Available data
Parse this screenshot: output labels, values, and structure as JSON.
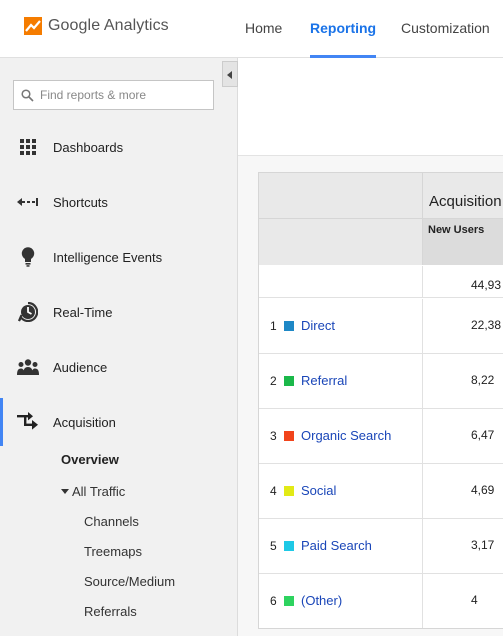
{
  "header": {
    "logo_text": "Google Analytics",
    "nav": [
      {
        "label": "Home"
      },
      {
        "label": "Reporting"
      },
      {
        "label": "Customization"
      }
    ],
    "active_nav": "Reporting"
  },
  "sidebar": {
    "search_placeholder": "Find reports & more",
    "items": [
      {
        "label": "Dashboards",
        "icon": "grid-icon"
      },
      {
        "label": "Shortcuts",
        "icon": "shortcut-arrow-icon"
      },
      {
        "label": "Intelligence Events",
        "icon": "lightbulb-icon"
      },
      {
        "label": "Real-Time",
        "icon": "clock-icon"
      },
      {
        "label": "Audience",
        "icon": "people-icon"
      },
      {
        "label": "Acquisition",
        "icon": "acquisition-arrows-icon"
      }
    ],
    "acquisition_sub": {
      "overview": "Overview",
      "all_traffic": "All Traffic",
      "children": [
        "Channels",
        "Treemaps",
        "Source/Medium",
        "Referrals"
      ]
    }
  },
  "table": {
    "section_title": "Acquisition",
    "metric_header": "New Users",
    "total": "44,93",
    "rows": [
      {
        "rank": "1",
        "channel": "Direct",
        "color": "#1e88c6",
        "new_users": "22,38"
      },
      {
        "rank": "2",
        "channel": "Referral",
        "color": "#1bb84a",
        "new_users": "8,22"
      },
      {
        "rank": "3",
        "channel": "Organic Search",
        "color": "#f1441b",
        "new_users": "6,47"
      },
      {
        "rank": "4",
        "channel": "Social",
        "color": "#e2ea16",
        "new_users": "4,69"
      },
      {
        "rank": "5",
        "channel": "Paid Search",
        "color": "#1ec9e6",
        "new_users": "3,17"
      },
      {
        "rank": "6",
        "channel": "(Other)",
        "color": "#2ed35f",
        "new_users": "4"
      }
    ]
  },
  "colors": {
    "accent": "#4285f4",
    "link": "#1a46b8",
    "sidebar_bg": "#f1f1f1"
  }
}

Exercise brief
Leave the pictures out and copy the rest of the data exactly.

Exercise solution
Parse this screenshot: output labels, values, and structure as JSON.
{
  "header": {
    "logo_text": "Google Analytics",
    "nav": [
      {
        "label": "Home"
      },
      {
        "label": "Reporting"
      },
      {
        "label": "Customization"
      }
    ],
    "active_nav": "Reporting"
  },
  "sidebar": {
    "search_placeholder": "Find reports & more",
    "items": [
      {
        "label": "Dashboards",
        "icon": "grid-icon"
      },
      {
        "label": "Shortcuts",
        "icon": "shortcut-arrow-icon"
      },
      {
        "label": "Intelligence Events",
        "icon": "lightbulb-icon"
      },
      {
        "label": "Real-Time",
        "icon": "clock-icon"
      },
      {
        "label": "Audience",
        "icon": "people-icon"
      },
      {
        "label": "Acquisition",
        "icon": "acquisition-arrows-icon"
      }
    ],
    "acquisition_sub": {
      "overview": "Overview",
      "all_traffic": "All Traffic",
      "children": [
        "Channels",
        "Treemaps",
        "Source/Medium",
        "Referrals"
      ]
    }
  },
  "table": {
    "section_title": "Acquisition",
    "metric_header": "New Users",
    "total": "44,93",
    "rows": [
      {
        "rank": "1",
        "channel": "Direct",
        "color": "#1e88c6",
        "new_users": "22,38"
      },
      {
        "rank": "2",
        "channel": "Referral",
        "color": "#1bb84a",
        "new_users": "8,22"
      },
      {
        "rank": "3",
        "channel": "Organic Search",
        "color": "#f1441b",
        "new_users": "6,47"
      },
      {
        "rank": "4",
        "channel": "Social",
        "color": "#e2ea16",
        "new_users": "4,69"
      },
      {
        "rank": "5",
        "channel": "Paid Search",
        "color": "#1ec9e6",
        "new_users": "3,17"
      },
      {
        "rank": "6",
        "channel": "(Other)",
        "color": "#2ed35f",
        "new_users": "4"
      }
    ]
  },
  "colors": {
    "accent": "#4285f4",
    "link": "#1a46b8",
    "sidebar_bg": "#f1f1f1"
  }
}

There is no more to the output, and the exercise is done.